**What the task requires:** Reproduce every record below exactly as it appears.

<<<<

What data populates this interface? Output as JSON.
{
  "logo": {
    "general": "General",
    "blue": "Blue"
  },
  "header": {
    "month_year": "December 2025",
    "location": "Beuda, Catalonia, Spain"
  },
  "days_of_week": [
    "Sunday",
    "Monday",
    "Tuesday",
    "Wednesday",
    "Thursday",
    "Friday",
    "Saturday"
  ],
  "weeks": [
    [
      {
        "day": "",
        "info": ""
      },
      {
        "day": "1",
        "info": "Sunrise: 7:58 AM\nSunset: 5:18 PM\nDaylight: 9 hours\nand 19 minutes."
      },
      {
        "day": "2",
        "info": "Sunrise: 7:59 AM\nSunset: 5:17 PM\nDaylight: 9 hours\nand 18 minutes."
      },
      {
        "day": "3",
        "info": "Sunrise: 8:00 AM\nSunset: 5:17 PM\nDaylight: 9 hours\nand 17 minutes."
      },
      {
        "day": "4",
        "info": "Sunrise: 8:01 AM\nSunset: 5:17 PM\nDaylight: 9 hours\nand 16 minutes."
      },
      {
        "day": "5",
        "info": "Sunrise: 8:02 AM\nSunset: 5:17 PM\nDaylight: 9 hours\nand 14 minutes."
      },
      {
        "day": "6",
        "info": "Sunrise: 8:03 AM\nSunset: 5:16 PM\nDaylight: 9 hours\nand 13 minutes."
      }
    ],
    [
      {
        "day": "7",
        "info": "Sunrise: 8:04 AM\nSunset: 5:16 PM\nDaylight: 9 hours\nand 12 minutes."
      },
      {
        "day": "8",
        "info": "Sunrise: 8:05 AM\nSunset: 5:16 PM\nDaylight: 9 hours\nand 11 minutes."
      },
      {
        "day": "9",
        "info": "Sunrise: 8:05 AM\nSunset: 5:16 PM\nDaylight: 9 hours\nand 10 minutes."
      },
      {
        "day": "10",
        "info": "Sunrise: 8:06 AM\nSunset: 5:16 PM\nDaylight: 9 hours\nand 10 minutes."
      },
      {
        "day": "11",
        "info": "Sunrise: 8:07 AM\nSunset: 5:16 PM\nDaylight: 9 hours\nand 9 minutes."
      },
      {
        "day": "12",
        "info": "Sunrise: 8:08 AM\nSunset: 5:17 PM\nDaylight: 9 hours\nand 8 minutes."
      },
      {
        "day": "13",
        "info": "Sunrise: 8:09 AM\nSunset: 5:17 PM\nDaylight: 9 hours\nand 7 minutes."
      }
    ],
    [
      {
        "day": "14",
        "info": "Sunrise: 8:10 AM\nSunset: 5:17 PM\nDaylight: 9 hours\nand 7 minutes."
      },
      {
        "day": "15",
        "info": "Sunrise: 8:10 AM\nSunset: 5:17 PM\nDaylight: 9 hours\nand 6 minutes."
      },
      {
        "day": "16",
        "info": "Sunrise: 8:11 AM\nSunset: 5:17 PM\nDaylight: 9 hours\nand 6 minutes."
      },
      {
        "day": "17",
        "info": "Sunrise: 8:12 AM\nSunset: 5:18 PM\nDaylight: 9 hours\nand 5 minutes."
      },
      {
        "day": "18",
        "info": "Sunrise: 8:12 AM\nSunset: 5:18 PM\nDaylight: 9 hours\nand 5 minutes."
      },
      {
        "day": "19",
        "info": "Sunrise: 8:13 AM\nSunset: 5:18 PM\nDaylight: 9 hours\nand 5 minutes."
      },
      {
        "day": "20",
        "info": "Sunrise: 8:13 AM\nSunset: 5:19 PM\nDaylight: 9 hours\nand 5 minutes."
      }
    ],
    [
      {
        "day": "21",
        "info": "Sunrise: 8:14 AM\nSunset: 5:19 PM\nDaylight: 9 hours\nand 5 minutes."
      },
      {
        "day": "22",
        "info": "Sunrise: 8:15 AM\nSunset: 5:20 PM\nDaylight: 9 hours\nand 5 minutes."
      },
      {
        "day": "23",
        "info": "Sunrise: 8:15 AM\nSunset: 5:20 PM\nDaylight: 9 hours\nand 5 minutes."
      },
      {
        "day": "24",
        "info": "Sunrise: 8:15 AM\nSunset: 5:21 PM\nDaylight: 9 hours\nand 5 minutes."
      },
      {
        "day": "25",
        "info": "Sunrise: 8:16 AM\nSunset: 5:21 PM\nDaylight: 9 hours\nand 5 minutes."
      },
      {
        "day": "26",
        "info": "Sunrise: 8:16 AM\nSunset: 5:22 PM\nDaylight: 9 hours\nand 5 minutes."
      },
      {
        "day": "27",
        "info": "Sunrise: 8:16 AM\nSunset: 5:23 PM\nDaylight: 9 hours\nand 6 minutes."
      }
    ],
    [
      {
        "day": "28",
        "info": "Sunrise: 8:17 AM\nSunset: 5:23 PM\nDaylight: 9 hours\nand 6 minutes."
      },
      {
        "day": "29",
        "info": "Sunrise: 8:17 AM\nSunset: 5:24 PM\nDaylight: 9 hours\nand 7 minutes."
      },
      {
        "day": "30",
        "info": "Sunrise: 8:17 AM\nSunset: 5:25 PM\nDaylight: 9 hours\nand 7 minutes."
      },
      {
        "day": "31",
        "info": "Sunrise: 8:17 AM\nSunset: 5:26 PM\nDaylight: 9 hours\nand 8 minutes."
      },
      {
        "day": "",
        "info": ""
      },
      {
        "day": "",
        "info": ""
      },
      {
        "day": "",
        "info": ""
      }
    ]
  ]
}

>>>>

**Response to this exercise:**
What data populates this interface? Output as JSON.
{
  "logo": {
    "general": "General",
    "blue": "Blue"
  },
  "header": {
    "month_year": "December 2025",
    "location": "Beuda, Catalonia, Spain"
  },
  "days_of_week": [
    "Sunday",
    "Monday",
    "Tuesday",
    "Wednesday",
    "Thursday",
    "Friday",
    "Saturday"
  ],
  "weeks": [
    [
      {
        "day": "",
        "info": ""
      },
      {
        "day": "1",
        "info": "Sunrise: 7:58 AM\nSunset: 5:18 PM\nDaylight: 9 hours\nand 19 minutes."
      },
      {
        "day": "2",
        "info": "Sunrise: 7:59 AM\nSunset: 5:17 PM\nDaylight: 9 hours\nand 18 minutes."
      },
      {
        "day": "3",
        "info": "Sunrise: 8:00 AM\nSunset: 5:17 PM\nDaylight: 9 hours\nand 17 minutes."
      },
      {
        "day": "4",
        "info": "Sunrise: 8:01 AM\nSunset: 5:17 PM\nDaylight: 9 hours\nand 16 minutes."
      },
      {
        "day": "5",
        "info": "Sunrise: 8:02 AM\nSunset: 5:17 PM\nDaylight: 9 hours\nand 14 minutes."
      },
      {
        "day": "6",
        "info": "Sunrise: 8:03 AM\nSunset: 5:16 PM\nDaylight: 9 hours\nand 13 minutes."
      }
    ],
    [
      {
        "day": "7",
        "info": "Sunrise: 8:04 AM\nSunset: 5:16 PM\nDaylight: 9 hours\nand 12 minutes."
      },
      {
        "day": "8",
        "info": "Sunrise: 8:05 AM\nSunset: 5:16 PM\nDaylight: 9 hours\nand 11 minutes."
      },
      {
        "day": "9",
        "info": "Sunrise: 8:05 AM\nSunset: 5:16 PM\nDaylight: 9 hours\nand 10 minutes."
      },
      {
        "day": "10",
        "info": "Sunrise: 8:06 AM\nSunset: 5:16 PM\nDaylight: 9 hours\nand 10 minutes."
      },
      {
        "day": "11",
        "info": "Sunrise: 8:07 AM\nSunset: 5:16 PM\nDaylight: 9 hours\nand 9 minutes."
      },
      {
        "day": "12",
        "info": "Sunrise: 8:08 AM\nSunset: 5:17 PM\nDaylight: 9 hours\nand 8 minutes."
      },
      {
        "day": "13",
        "info": "Sunrise: 8:09 AM\nSunset: 5:17 PM\nDaylight: 9 hours\nand 7 minutes."
      }
    ],
    [
      {
        "day": "14",
        "info": "Sunrise: 8:10 AM\nSunset: 5:17 PM\nDaylight: 9 hours\nand 7 minutes."
      },
      {
        "day": "15",
        "info": "Sunrise: 8:10 AM\nSunset: 5:17 PM\nDaylight: 9 hours\nand 6 minutes."
      },
      {
        "day": "16",
        "info": "Sunrise: 8:11 AM\nSunset: 5:17 PM\nDaylight: 9 hours\nand 6 minutes."
      },
      {
        "day": "17",
        "info": "Sunrise: 8:12 AM\nSunset: 5:18 PM\nDaylight: 9 hours\nand 5 minutes."
      },
      {
        "day": "18",
        "info": "Sunrise: 8:12 AM\nSunset: 5:18 PM\nDaylight: 9 hours\nand 5 minutes."
      },
      {
        "day": "19",
        "info": "Sunrise: 8:13 AM\nSunset: 5:18 PM\nDaylight: 9 hours\nand 5 minutes."
      },
      {
        "day": "20",
        "info": "Sunrise: 8:13 AM\nSunset: 5:19 PM\nDaylight: 9 hours\nand 5 minutes."
      }
    ],
    [
      {
        "day": "21",
        "info": "Sunrise: 8:14 AM\nSunset: 5:19 PM\nDaylight: 9 hours\nand 5 minutes."
      },
      {
        "day": "22",
        "info": "Sunrise: 8:15 AM\nSunset: 5:20 PM\nDaylight: 9 hours\nand 5 minutes."
      },
      {
        "day": "23",
        "info": "Sunrise: 8:15 AM\nSunset: 5:20 PM\nDaylight: 9 hours\nand 5 minutes."
      },
      {
        "day": "24",
        "info": "Sunrise: 8:15 AM\nSunset: 5:21 PM\nDaylight: 9 hours\nand 5 minutes."
      },
      {
        "day": "25",
        "info": "Sunrise: 8:16 AM\nSunset: 5:21 PM\nDaylight: 9 hours\nand 5 minutes."
      },
      {
        "day": "26",
        "info": "Sunrise: 8:16 AM\nSunset: 5:22 PM\nDaylight: 9 hours\nand 5 minutes."
      },
      {
        "day": "27",
        "info": "Sunrise: 8:16 AM\nSunset: 5:23 PM\nDaylight: 9 hours\nand 6 minutes."
      }
    ],
    [
      {
        "day": "28",
        "info": "Sunrise: 8:17 AM\nSunset: 5:23 PM\nDaylight: 9 hours\nand 6 minutes."
      },
      {
        "day": "29",
        "info": "Sunrise: 8:17 AM\nSunset: 5:24 PM\nDaylight: 9 hours\nand 7 minutes."
      },
      {
        "day": "30",
        "info": "Sunrise: 8:17 AM\nSunset: 5:25 PM\nDaylight: 9 hours\nand 7 minutes."
      },
      {
        "day": "31",
        "info": "Sunrise: 8:17 AM\nSunset: 5:26 PM\nDaylight: 9 hours\nand 8 minutes."
      },
      {
        "day": "",
        "info": ""
      },
      {
        "day": "",
        "info": ""
      },
      {
        "day": "",
        "info": ""
      }
    ]
  ]
}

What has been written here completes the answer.